DATA EXTRACT:
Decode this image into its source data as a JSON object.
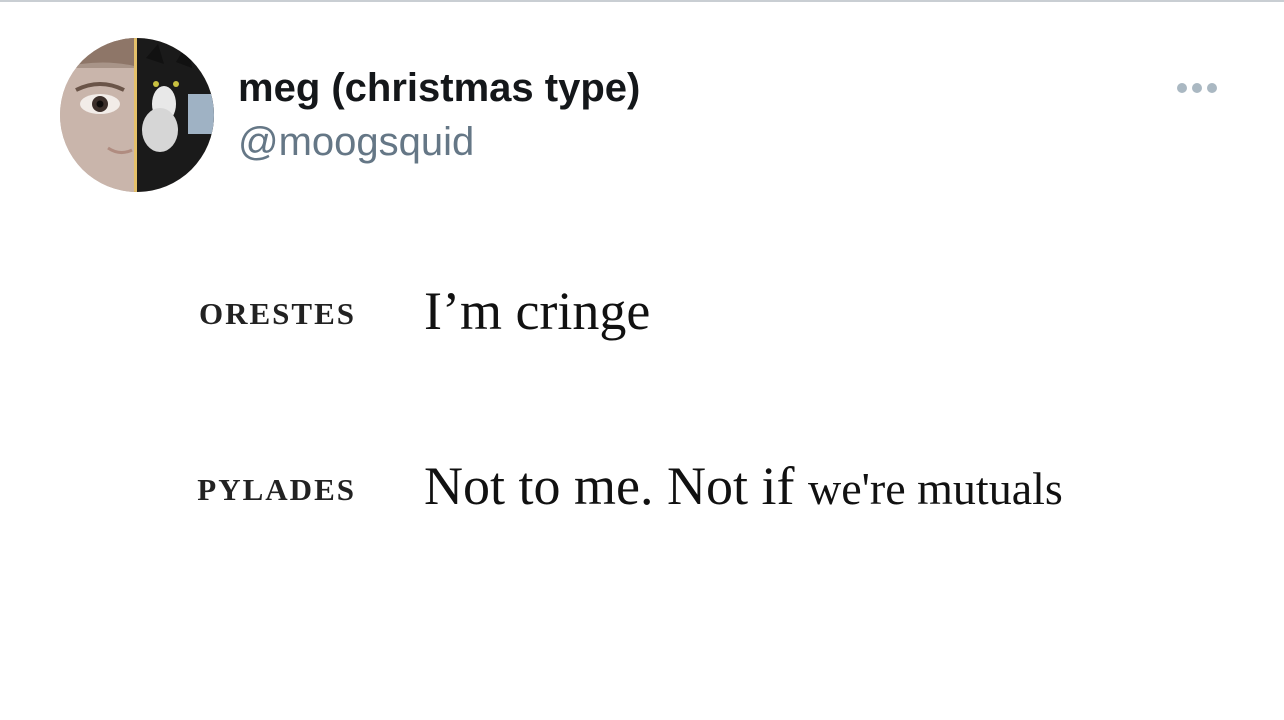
{
  "tweet": {
    "display_name": "meg (christmas type)",
    "handle": "@moogsquid",
    "avatar_icon": "profile-avatar",
    "more_icon": "more-horizontal-icon"
  },
  "dialogue": [
    {
      "speaker": "ORESTES",
      "line": "I’m cringe",
      "line_tail": ""
    },
    {
      "speaker": "PYLADES",
      "line": "Not to me. Not if ",
      "line_tail": "we're mutuals"
    }
  ],
  "colors": {
    "name": "#14171a",
    "handle": "#657786",
    "more_dots": "#aab8c2",
    "border": "#c9ced3"
  }
}
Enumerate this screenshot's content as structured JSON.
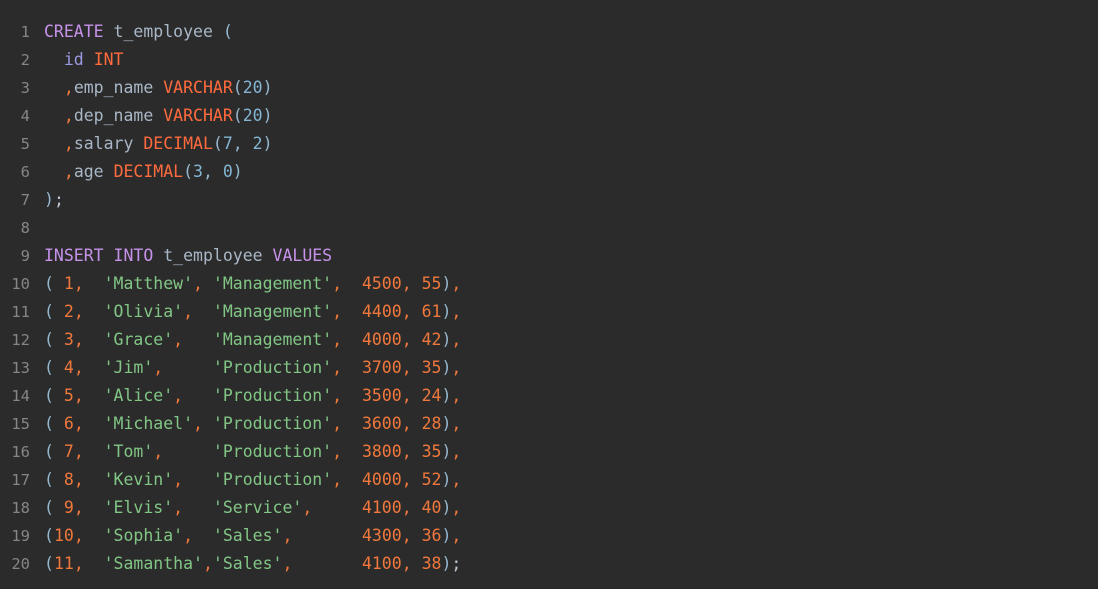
{
  "editor": {
    "language": "sql",
    "background": "#2b2b2b",
    "gutter_color": "#868686",
    "total_lines": 20,
    "colors": {
      "keyword": "#c792ea",
      "datatype": "#ff6b3d",
      "number": "#f0783c",
      "paren_number": "#83b5d4",
      "string": "#82c686",
      "identifier": "#a9b7c6",
      "column_name": "#9a9ae0",
      "paren": "#94b8cf",
      "comma": "#f0783c"
    }
  },
  "line_numbers": [
    "1",
    "2",
    "3",
    "4",
    "5",
    "6",
    "7",
    "8",
    "9",
    "10",
    "11",
    "12",
    "13",
    "14",
    "15",
    "16",
    "17",
    "18",
    "19",
    "20"
  ],
  "code": {
    "l1": {
      "kw": "CREATE",
      "sp1": " ",
      "table": "t_employee",
      "sp2": " ",
      "paren": "("
    },
    "l2": {
      "indent": "  ",
      "col": "id",
      "sp": " ",
      "type": "INT"
    },
    "l3": {
      "indent": "  ",
      "comma": ",",
      "col": "emp_name",
      "sp": " ",
      "type": "VARCHAR",
      "open": "(",
      "len": "20",
      "close": ")"
    },
    "l4": {
      "indent": "  ",
      "comma": ",",
      "col": "dep_name",
      "sp": " ",
      "type": "VARCHAR",
      "open": "(",
      "len": "20",
      "close": ")"
    },
    "l5": {
      "indent": "  ",
      "comma": ",",
      "col": "salary",
      "sp": " ",
      "type": "DECIMAL",
      "open": "(",
      "p": "7",
      "sep": ", ",
      "s": "2",
      "close": ")"
    },
    "l6": {
      "indent": "  ",
      "comma": ",",
      "col": "age",
      "sp": " ",
      "type": "DECIMAL",
      "open": "(",
      "p": "3",
      "sep": ", ",
      "s": "0",
      "close": ")"
    },
    "l7": {
      "close": ")",
      "semi": ";"
    },
    "l8": {
      "empty": ""
    },
    "l9": {
      "kw1": "INSERT",
      "sp1": " ",
      "kw2": "INTO",
      "sp2": " ",
      "table": "t_employee",
      "sp3": " ",
      "kw3": "VALUES"
    }
  },
  "insert_statement": {
    "keywords": [
      "INSERT",
      "INTO",
      "VALUES"
    ],
    "table": "t_employee",
    "columns": [
      "id",
      "emp_name",
      "dep_name",
      "salary",
      "age"
    ],
    "rows": [
      {
        "line": "10",
        "open": "(",
        "id": " 1",
        "c1": ",  ",
        "emp_name": "'Matthew'",
        "c2": ", ",
        "dep_name": "'Management'",
        "c3": ",  ",
        "salary": "4500",
        "c4": ", ",
        "age": "55",
        "close": ")",
        "end": ","
      },
      {
        "line": "11",
        "open": "(",
        "id": " 2",
        "c1": ",  ",
        "emp_name": "'Olivia'",
        "c2": ",  ",
        "dep_name": "'Management'",
        "c3": ",  ",
        "salary": "4400",
        "c4": ", ",
        "age": "61",
        "close": ")",
        "end": ","
      },
      {
        "line": "12",
        "open": "(",
        "id": " 3",
        "c1": ",  ",
        "emp_name": "'Grace'",
        "c2": ",   ",
        "dep_name": "'Management'",
        "c3": ",  ",
        "salary": "4000",
        "c4": ", ",
        "age": "42",
        "close": ")",
        "end": ","
      },
      {
        "line": "13",
        "open": "(",
        "id": " 4",
        "c1": ",  ",
        "emp_name": "'Jim'",
        "c2": ",     ",
        "dep_name": "'Production'",
        "c3": ",  ",
        "salary": "3700",
        "c4": ", ",
        "age": "35",
        "close": ")",
        "end": ","
      },
      {
        "line": "14",
        "open": "(",
        "id": " 5",
        "c1": ",  ",
        "emp_name": "'Alice'",
        "c2": ",   ",
        "dep_name": "'Production'",
        "c3": ",  ",
        "salary": "3500",
        "c4": ", ",
        "age": "24",
        "close": ")",
        "end": ","
      },
      {
        "line": "15",
        "open": "(",
        "id": " 6",
        "c1": ",  ",
        "emp_name": "'Michael'",
        "c2": ", ",
        "dep_name": "'Production'",
        "c3": ",  ",
        "salary": "3600",
        "c4": ", ",
        "age": "28",
        "close": ")",
        "end": ","
      },
      {
        "line": "16",
        "open": "(",
        "id": " 7",
        "c1": ",  ",
        "emp_name": "'Tom'",
        "c2": ",     ",
        "dep_name": "'Production'",
        "c3": ",  ",
        "salary": "3800",
        "c4": ", ",
        "age": "35",
        "close": ")",
        "end": ","
      },
      {
        "line": "17",
        "open": "(",
        "id": " 8",
        "c1": ",  ",
        "emp_name": "'Kevin'",
        "c2": ",   ",
        "dep_name": "'Production'",
        "c3": ",  ",
        "salary": "4000",
        "c4": ", ",
        "age": "52",
        "close": ")",
        "end": ","
      },
      {
        "line": "18",
        "open": "(",
        "id": " 9",
        "c1": ",  ",
        "emp_name": "'Elvis'",
        "c2": ",   ",
        "dep_name": "'Service'",
        "c3": ",     ",
        "salary": "4100",
        "c4": ", ",
        "age": "40",
        "close": ")",
        "end": ","
      },
      {
        "line": "19",
        "open": "(",
        "id": "10",
        "c1": ",  ",
        "emp_name": "'Sophia'",
        "c2": ",  ",
        "dep_name": "'Sales'",
        "c3": ",       ",
        "salary": "4300",
        "c4": ", ",
        "age": "36",
        "close": ")",
        "end": ","
      },
      {
        "line": "20",
        "open": "(",
        "id": "11",
        "c1": ",  ",
        "emp_name": "'Samantha'",
        "c2": ",",
        "dep_name": "'Sales'",
        "c3": ",       ",
        "salary": "4100",
        "c4": ", ",
        "age": "38",
        "close": ")",
        "end": ";"
      }
    ]
  },
  "table_data": {
    "type": "table",
    "title": "t_employee",
    "columns": [
      "id",
      "emp_name",
      "dep_name",
      "salary",
      "age"
    ],
    "column_types": [
      "INT",
      "VARCHAR(20)",
      "VARCHAR(20)",
      "DECIMAL(7, 2)",
      "DECIMAL(3, 0)"
    ],
    "values": [
      [
        1,
        "Matthew",
        "Management",
        4500,
        55
      ],
      [
        2,
        "Olivia",
        "Management",
        4400,
        61
      ],
      [
        3,
        "Grace",
        "Management",
        4000,
        42
      ],
      [
        4,
        "Jim",
        "Production",
        3700,
        35
      ],
      [
        5,
        "Alice",
        "Production",
        3500,
        24
      ],
      [
        6,
        "Michael",
        "Production",
        3600,
        28
      ],
      [
        7,
        "Tom",
        "Production",
        3800,
        35
      ],
      [
        8,
        "Kevin",
        "Production",
        4000,
        52
      ],
      [
        9,
        "Elvis",
        "Service",
        4100,
        40
      ],
      [
        10,
        "Sophia",
        "Sales",
        4300,
        36
      ],
      [
        11,
        "Samantha",
        "Sales",
        4100,
        38
      ]
    ]
  }
}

WRITTEN REQUEST:
Pictures in the records above should not be copied. Repeat everything else exactly.

RESPONSE BELOW:
Decode this image into its source data as a JSON object.
{
  "tweet": {
    "display_name": "meg (christmas type)",
    "handle": "@moogsquid",
    "avatar_icon": "profile-avatar",
    "more_icon": "more-horizontal-icon"
  },
  "dialogue": [
    {
      "speaker": "ORESTES",
      "line": "I’m cringe",
      "line_tail": ""
    },
    {
      "speaker": "PYLADES",
      "line": "Not to me. Not if ",
      "line_tail": "we're mutuals"
    }
  ],
  "colors": {
    "name": "#14171a",
    "handle": "#657786",
    "more_dots": "#aab8c2",
    "border": "#c9ced3"
  }
}
Enumerate this screenshot's content as structured JSON.
{
  "editor": {
    "language": "sql",
    "background": "#2b2b2b",
    "gutter_color": "#868686",
    "total_lines": 20,
    "colors": {
      "keyword": "#c792ea",
      "datatype": "#ff6b3d",
      "number": "#f0783c",
      "paren_number": "#83b5d4",
      "string": "#82c686",
      "identifier": "#a9b7c6",
      "column_name": "#9a9ae0",
      "paren": "#94b8cf",
      "comma": "#f0783c"
    }
  },
  "line_numbers": [
    "1",
    "2",
    "3",
    "4",
    "5",
    "6",
    "7",
    "8",
    "9",
    "10",
    "11",
    "12",
    "13",
    "14",
    "15",
    "16",
    "17",
    "18",
    "19",
    "20"
  ],
  "code": {
    "l1": {
      "kw": "CREATE",
      "sp1": " ",
      "table": "t_employee",
      "sp2": " ",
      "paren": "("
    },
    "l2": {
      "indent": "  ",
      "col": "id",
      "sp": " ",
      "type": "INT"
    },
    "l3": {
      "indent": "  ",
      "comma": ",",
      "col": "emp_name",
      "sp": " ",
      "type": "VARCHAR",
      "open": "(",
      "len": "20",
      "close": ")"
    },
    "l4": {
      "indent": "  ",
      "comma": ",",
      "col": "dep_name",
      "sp": " ",
      "type": "VARCHAR",
      "open": "(",
      "len": "20",
      "close": ")"
    },
    "l5": {
      "indent": "  ",
      "comma": ",",
      "col": "salary",
      "sp": " ",
      "type": "DECIMAL",
      "open": "(",
      "p": "7",
      "sep": ", ",
      "s": "2",
      "close": ")"
    },
    "l6": {
      "indent": "  ",
      "comma": ",",
      "col": "age",
      "sp": " ",
      "type": "DECIMAL",
      "open": "(",
      "p": "3",
      "sep": ", ",
      "s": "0",
      "close": ")"
    },
    "l7": {
      "close": ")",
      "semi": ";"
    },
    "l8": {
      "empty": ""
    },
    "l9": {
      "kw1": "INSERT",
      "sp1": " ",
      "kw2": "INTO",
      "sp2": " ",
      "table": "t_employee",
      "sp3": " ",
      "kw3": "VALUES"
    }
  },
  "insert_statement": {
    "keywords": [
      "INSERT",
      "INTO",
      "VALUES"
    ],
    "table": "t_employee",
    "columns": [
      "id",
      "emp_name",
      "dep_name",
      "salary",
      "age"
    ],
    "rows": [
      {
        "line": "10",
        "open": "(",
        "id": " 1",
        "c1": ",  ",
        "emp_name": "'Matthew'",
        "c2": ", ",
        "dep_name": "'Management'",
        "c3": ",  ",
        "salary": "4500",
        "c4": ", ",
        "age": "55",
        "close": ")",
        "end": ","
      },
      {
        "line": "11",
        "open": "(",
        "id": " 2",
        "c1": ",  ",
        "emp_name": "'Olivia'",
        "c2": ",  ",
        "dep_name": "'Management'",
        "c3": ",  ",
        "salary": "4400",
        "c4": ", ",
        "age": "61",
        "close": ")",
        "end": ","
      },
      {
        "line": "12",
        "open": "(",
        "id": " 3",
        "c1": ",  ",
        "emp_name": "'Grace'",
        "c2": ",   ",
        "dep_name": "'Management'",
        "c3": ",  ",
        "salary": "4000",
        "c4": ", ",
        "age": "42",
        "close": ")",
        "end": ","
      },
      {
        "line": "13",
        "open": "(",
        "id": " 4",
        "c1": ",  ",
        "emp_name": "'Jim'",
        "c2": ",     ",
        "dep_name": "'Production'",
        "c3": ",  ",
        "salary": "3700",
        "c4": ", ",
        "age": "35",
        "close": ")",
        "end": ","
      },
      {
        "line": "14",
        "open": "(",
        "id": " 5",
        "c1": ",  ",
        "emp_name": "'Alice'",
        "c2": ",   ",
        "dep_name": "'Production'",
        "c3": ",  ",
        "salary": "3500",
        "c4": ", ",
        "age": "24",
        "close": ")",
        "end": ","
      },
      {
        "line": "15",
        "open": "(",
        "id": " 6",
        "c1": ",  ",
        "emp_name": "'Michael'",
        "c2": ", ",
        "dep_name": "'Production'",
        "c3": ",  ",
        "salary": "3600",
        "c4": ", ",
        "age": "28",
        "close": ")",
        "end": ","
      },
      {
        "line": "16",
        "open": "(",
        "id": " 7",
        "c1": ",  ",
        "emp_name": "'Tom'",
        "c2": ",     ",
        "dep_name": "'Production'",
        "c3": ",  ",
        "salary": "3800",
        "c4": ", ",
        "age": "35",
        "close": ")",
        "end": ","
      },
      {
        "line": "17",
        "open": "(",
        "id": " 8",
        "c1": ",  ",
        "emp_name": "'Kevin'",
        "c2": ",   ",
        "dep_name": "'Production'",
        "c3": ",  ",
        "salary": "4000",
        "c4": ", ",
        "age": "52",
        "close": ")",
        "end": ","
      },
      {
        "line": "18",
        "open": "(",
        "id": " 9",
        "c1": ",  ",
        "emp_name": "'Elvis'",
        "c2": ",   ",
        "dep_name": "'Service'",
        "c3": ",     ",
        "salary": "4100",
        "c4": ", ",
        "age": "40",
        "close": ")",
        "end": ","
      },
      {
        "line": "19",
        "open": "(",
        "id": "10",
        "c1": ",  ",
        "emp_name": "'Sophia'",
        "c2": ",  ",
        "dep_name": "'Sales'",
        "c3": ",       ",
        "salary": "4300",
        "c4": ", ",
        "age": "36",
        "close": ")",
        "end": ","
      },
      {
        "line": "20",
        "open": "(",
        "id": "11",
        "c1": ",  ",
        "emp_name": "'Samantha'",
        "c2": ",",
        "dep_name": "'Sales'",
        "c3": ",       ",
        "salary": "4100",
        "c4": ", ",
        "age": "38",
        "close": ")",
        "end": ";"
      }
    ]
  },
  "table_data": {
    "type": "table",
    "title": "t_employee",
    "columns": [
      "id",
      "emp_name",
      "dep_name",
      "salary",
      "age"
    ],
    "column_types": [
      "INT",
      "VARCHAR(20)",
      "VARCHAR(20)",
      "DECIMAL(7, 2)",
      "DECIMAL(3, 0)"
    ],
    "values": [
      [
        1,
        "Matthew",
        "Management",
        4500,
        55
      ],
      [
        2,
        "Olivia",
        "Management",
        4400,
        61
      ],
      [
        3,
        "Grace",
        "Management",
        4000,
        42
      ],
      [
        4,
        "Jim",
        "Production",
        3700,
        35
      ],
      [
        5,
        "Alice",
        "Production",
        3500,
        24
      ],
      [
        6,
        "Michael",
        "Production",
        3600,
        28
      ],
      [
        7,
        "Tom",
        "Production",
        3800,
        35
      ],
      [
        8,
        "Kevin",
        "Production",
        4000,
        52
      ],
      [
        9,
        "Elvis",
        "Service",
        4100,
        40
      ],
      [
        10,
        "Sophia",
        "Sales",
        4300,
        36
      ],
      [
        11,
        "Samantha",
        "Sales",
        4100,
        38
      ]
    ]
  }
}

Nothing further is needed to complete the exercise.